§ GIVEN EXERCISE: Restate the records in their entirety, word for word.

§ SUPPLIED RECORDS:
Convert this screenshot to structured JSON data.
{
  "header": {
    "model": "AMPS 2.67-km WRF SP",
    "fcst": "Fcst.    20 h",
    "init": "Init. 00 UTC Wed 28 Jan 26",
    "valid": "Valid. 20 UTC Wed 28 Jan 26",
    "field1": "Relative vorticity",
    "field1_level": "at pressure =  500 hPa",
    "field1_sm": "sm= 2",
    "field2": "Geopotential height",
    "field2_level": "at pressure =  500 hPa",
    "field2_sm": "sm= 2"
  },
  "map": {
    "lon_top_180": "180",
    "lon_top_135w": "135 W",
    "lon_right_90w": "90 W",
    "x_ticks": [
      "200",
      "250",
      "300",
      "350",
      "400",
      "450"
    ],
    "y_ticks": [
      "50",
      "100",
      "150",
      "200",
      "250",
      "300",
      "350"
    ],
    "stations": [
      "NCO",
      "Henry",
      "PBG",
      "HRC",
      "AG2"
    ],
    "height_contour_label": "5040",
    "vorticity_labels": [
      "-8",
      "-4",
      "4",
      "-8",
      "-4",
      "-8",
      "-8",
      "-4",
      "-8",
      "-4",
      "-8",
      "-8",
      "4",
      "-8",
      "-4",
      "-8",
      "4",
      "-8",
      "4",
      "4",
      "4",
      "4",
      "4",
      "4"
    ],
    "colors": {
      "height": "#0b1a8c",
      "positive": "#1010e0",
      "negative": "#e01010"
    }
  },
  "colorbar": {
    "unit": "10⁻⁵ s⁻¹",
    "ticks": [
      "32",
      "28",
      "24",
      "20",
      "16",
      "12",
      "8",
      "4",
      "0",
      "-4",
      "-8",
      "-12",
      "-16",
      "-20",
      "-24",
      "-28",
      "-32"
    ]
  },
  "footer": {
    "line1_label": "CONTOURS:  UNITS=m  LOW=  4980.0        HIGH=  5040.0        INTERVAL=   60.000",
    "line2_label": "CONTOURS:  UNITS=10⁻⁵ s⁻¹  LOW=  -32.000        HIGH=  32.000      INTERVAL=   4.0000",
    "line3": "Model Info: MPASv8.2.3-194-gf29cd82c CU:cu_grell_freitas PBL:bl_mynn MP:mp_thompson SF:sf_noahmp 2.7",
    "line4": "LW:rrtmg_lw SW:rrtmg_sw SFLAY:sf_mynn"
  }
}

§ TASK RESULT:
Convert this screenshot to structured JSON data.
{
  "header": {
    "model": "AMPS 2.67-km WRF SP",
    "fcst": "Fcst.    20 h",
    "init": "Init. 00 UTC Wed 28 Jan 26",
    "valid": "Valid. 20 UTC Wed 28 Jan 26",
    "field1": "Relative vorticity",
    "field1_level": "at pressure =  500 hPa",
    "field1_sm": "sm= 2",
    "field2": "Geopotential height",
    "field2_level": "at pressure =  500 hPa",
    "field2_sm": "sm= 2"
  },
  "map": {
    "lon_top_180": "180",
    "lon_top_135w": "135 W",
    "lon_right_90w": "90 W",
    "x_ticks": [
      "200",
      "250",
      "300",
      "350",
      "400",
      "450"
    ],
    "y_ticks": [
      "50",
      "100",
      "150",
      "200",
      "250",
      "300",
      "350"
    ],
    "stations": [
      "NCO",
      "Henry",
      "PBG",
      "HRC",
      "AG2"
    ],
    "height_contour_label": "5040",
    "vorticity_labels": [
      "-8",
      "-4",
      "4",
      "-8",
      "-4",
      "-8",
      "-8",
      "-4",
      "-8",
      "-4",
      "-8",
      "-8",
      "4",
      "-8",
      "-4",
      "-8",
      "4",
      "-8",
      "4",
      "4",
      "4",
      "4",
      "4",
      "4"
    ],
    "colors": {
      "height": "#0b1a8c",
      "positive": "#1010e0",
      "negative": "#e01010"
    }
  },
  "colorbar": {
    "unit": "10⁻⁵ s⁻¹",
    "ticks": [
      "32",
      "28",
      "24",
      "20",
      "16",
      "12",
      "8",
      "4",
      "0",
      "-4",
      "-8",
      "-12",
      "-16",
      "-20",
      "-24",
      "-28",
      "-32"
    ]
  },
  "footer": {
    "line1_label": "CONTOURS:  UNITS=m  LOW=  4980.0        HIGH=  5040.0        INTERVAL=   60.000",
    "line2_label": "CONTOURS:  UNITS=10⁻⁵ s⁻¹  LOW=  -32.000        HIGH=  32.000      INTERVAL=   4.0000",
    "line3": "Model Info: MPASv8.2.3-194-gf29cd82c CU:cu_grell_freitas PBL:bl_mynn MP:mp_thompson SF:sf_noahmp 2.7",
    "line4": "LW:rrtmg_lw SW:rrtmg_sw SFLAY:sf_mynn"
  }
}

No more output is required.